WHAT TO PRODUCE
Reproduce the full listing below unchanged, apart from the pictures.

-- BEGIN AVAILABLE RECORDS --

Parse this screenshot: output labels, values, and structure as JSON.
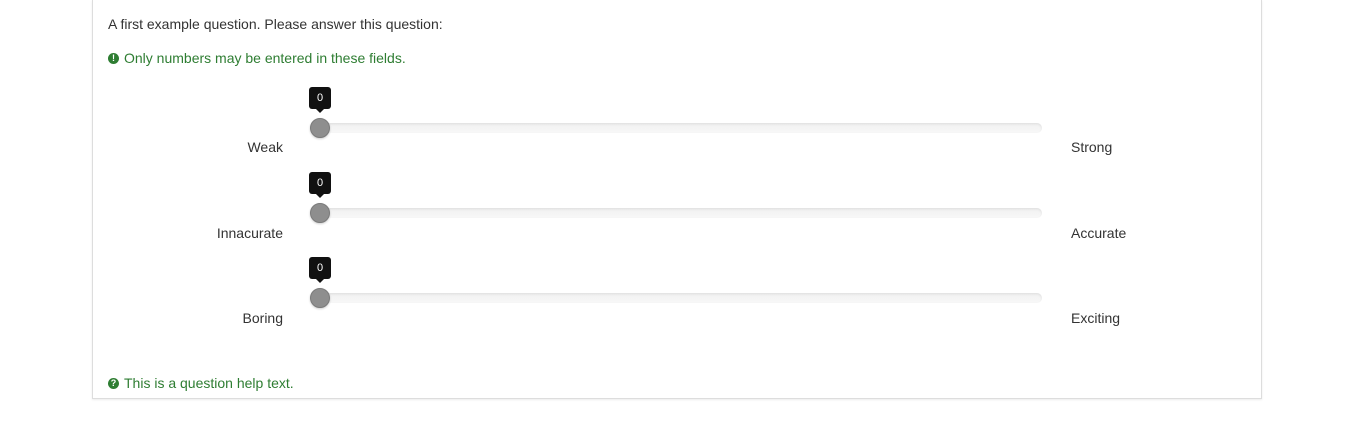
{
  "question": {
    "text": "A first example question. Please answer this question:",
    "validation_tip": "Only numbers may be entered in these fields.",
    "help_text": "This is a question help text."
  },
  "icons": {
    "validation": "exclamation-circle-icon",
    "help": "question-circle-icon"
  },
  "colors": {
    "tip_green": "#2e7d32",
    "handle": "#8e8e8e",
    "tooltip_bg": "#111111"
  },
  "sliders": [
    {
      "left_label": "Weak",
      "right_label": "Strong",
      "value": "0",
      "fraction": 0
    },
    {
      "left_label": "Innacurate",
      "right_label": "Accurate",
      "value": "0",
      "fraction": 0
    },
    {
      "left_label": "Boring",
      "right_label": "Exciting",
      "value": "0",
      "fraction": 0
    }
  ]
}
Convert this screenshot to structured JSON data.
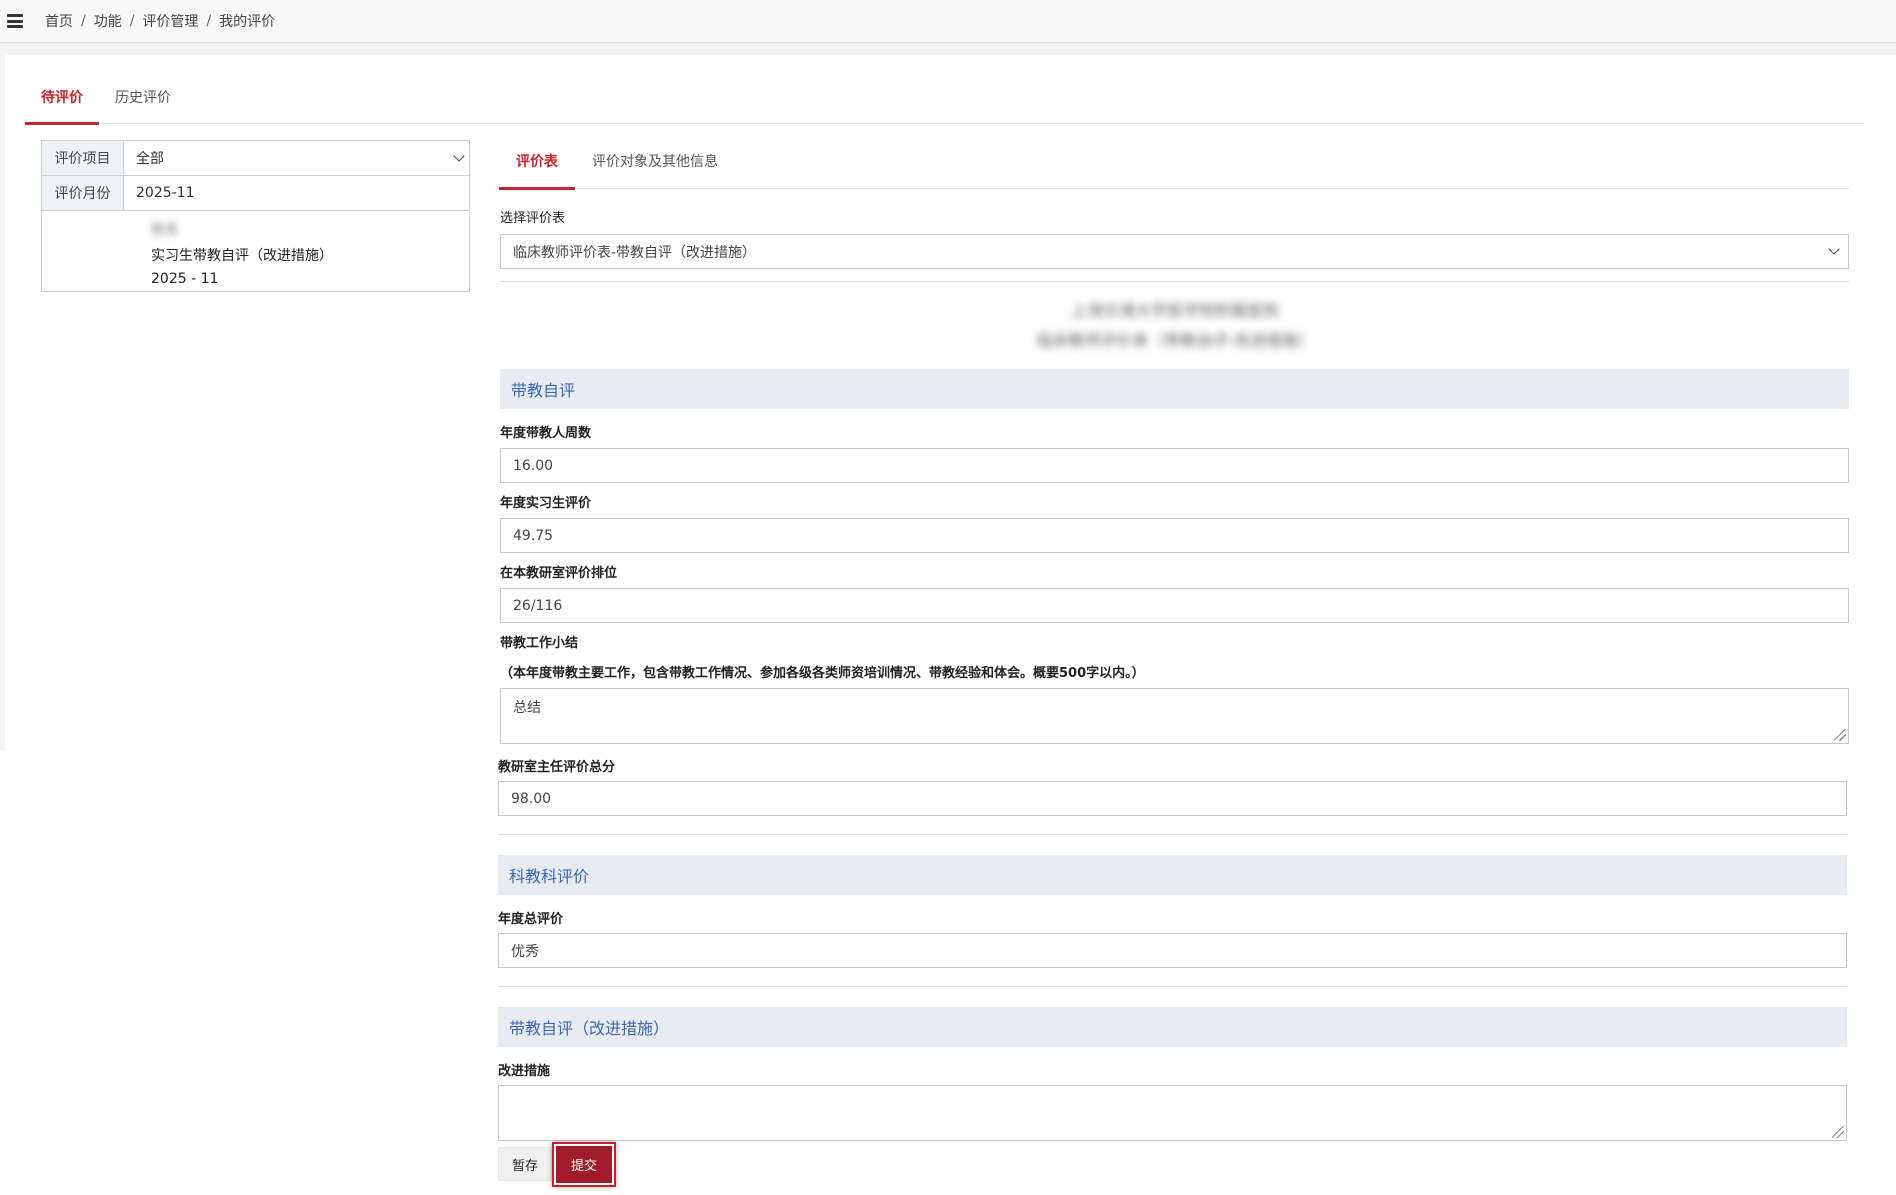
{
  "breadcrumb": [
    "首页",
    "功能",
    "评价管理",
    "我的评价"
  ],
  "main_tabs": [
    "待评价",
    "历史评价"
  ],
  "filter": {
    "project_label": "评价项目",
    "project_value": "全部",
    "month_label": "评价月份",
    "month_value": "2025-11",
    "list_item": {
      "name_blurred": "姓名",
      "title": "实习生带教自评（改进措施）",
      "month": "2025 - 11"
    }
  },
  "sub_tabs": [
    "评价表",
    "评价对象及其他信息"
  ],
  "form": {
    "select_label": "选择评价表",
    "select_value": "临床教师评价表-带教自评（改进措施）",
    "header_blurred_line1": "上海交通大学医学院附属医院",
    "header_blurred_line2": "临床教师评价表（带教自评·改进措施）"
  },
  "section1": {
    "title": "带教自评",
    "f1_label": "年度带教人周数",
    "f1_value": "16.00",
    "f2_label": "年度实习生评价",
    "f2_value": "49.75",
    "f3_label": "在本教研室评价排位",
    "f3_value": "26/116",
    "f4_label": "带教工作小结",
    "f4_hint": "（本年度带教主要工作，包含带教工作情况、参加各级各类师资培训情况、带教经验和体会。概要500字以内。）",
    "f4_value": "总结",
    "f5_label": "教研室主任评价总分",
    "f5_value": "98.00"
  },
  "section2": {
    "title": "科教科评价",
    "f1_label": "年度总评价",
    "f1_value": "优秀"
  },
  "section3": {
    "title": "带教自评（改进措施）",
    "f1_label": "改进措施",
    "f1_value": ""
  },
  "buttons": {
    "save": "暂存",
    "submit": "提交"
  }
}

-- END AVAILABLE RECORDS --

SOLUTION FOR THIS EXERCISE
Parse this screenshot: output labels, values, and structure as JSON.
{
  "question": {
    "text": "A first example question. Please answer this question:",
    "validation_tip": "Only numbers may be entered in these fields.",
    "help_text": "This is a question help text."
  },
  "icons": {
    "validation": "exclamation-circle-icon",
    "help": "question-circle-icon"
  },
  "colors": {
    "tip_green": "#2e7d32",
    "handle": "#8e8e8e",
    "tooltip_bg": "#111111"
  },
  "sliders": [
    {
      "left_label": "Weak",
      "right_label": "Strong",
      "value": "0",
      "fraction": 0
    },
    {
      "left_label": "Innacurate",
      "right_label": "Accurate",
      "value": "0",
      "fraction": 0
    },
    {
      "left_label": "Boring",
      "right_label": "Exciting",
      "value": "0",
      "fraction": 0
    }
  ]
}
Convert this screenshot to structured JSON data.
{
  "breadcrumb": [
    "首页",
    "功能",
    "评价管理",
    "我的评价"
  ],
  "main_tabs": [
    "待评价",
    "历史评价"
  ],
  "filter": {
    "project_label": "评价项目",
    "project_value": "全部",
    "month_label": "评价月份",
    "month_value": "2025-11",
    "list_item": {
      "name_blurred": "姓名",
      "title": "实习生带教自评（改进措施）",
      "month": "2025 - 11"
    }
  },
  "sub_tabs": [
    "评价表",
    "评价对象及其他信息"
  ],
  "form": {
    "select_label": "选择评价表",
    "select_value": "临床教师评价表-带教自评（改进措施）",
    "header_blurred_line1": "上海交通大学医学院附属医院",
    "header_blurred_line2": "临床教师评价表（带教自评·改进措施）"
  },
  "section1": {
    "title": "带教自评",
    "f1_label": "年度带教人周数",
    "f1_value": "16.00",
    "f2_label": "年度实习生评价",
    "f2_value": "49.75",
    "f3_label": "在本教研室评价排位",
    "f3_value": "26/116",
    "f4_label": "带教工作小结",
    "f4_hint": "（本年度带教主要工作，包含带教工作情况、参加各级各类师资培训情况、带教经验和体会。概要500字以内。）",
    "f4_value": "总结",
    "f5_label": "教研室主任评价总分",
    "f5_value": "98.00"
  },
  "section2": {
    "title": "科教科评价",
    "f1_label": "年度总评价",
    "f1_value": "优秀"
  },
  "section3": {
    "title": "带教自评（改进措施）",
    "f1_label": "改进措施",
    "f1_value": ""
  },
  "buttons": {
    "save": "暂存",
    "submit": "提交"
  }
}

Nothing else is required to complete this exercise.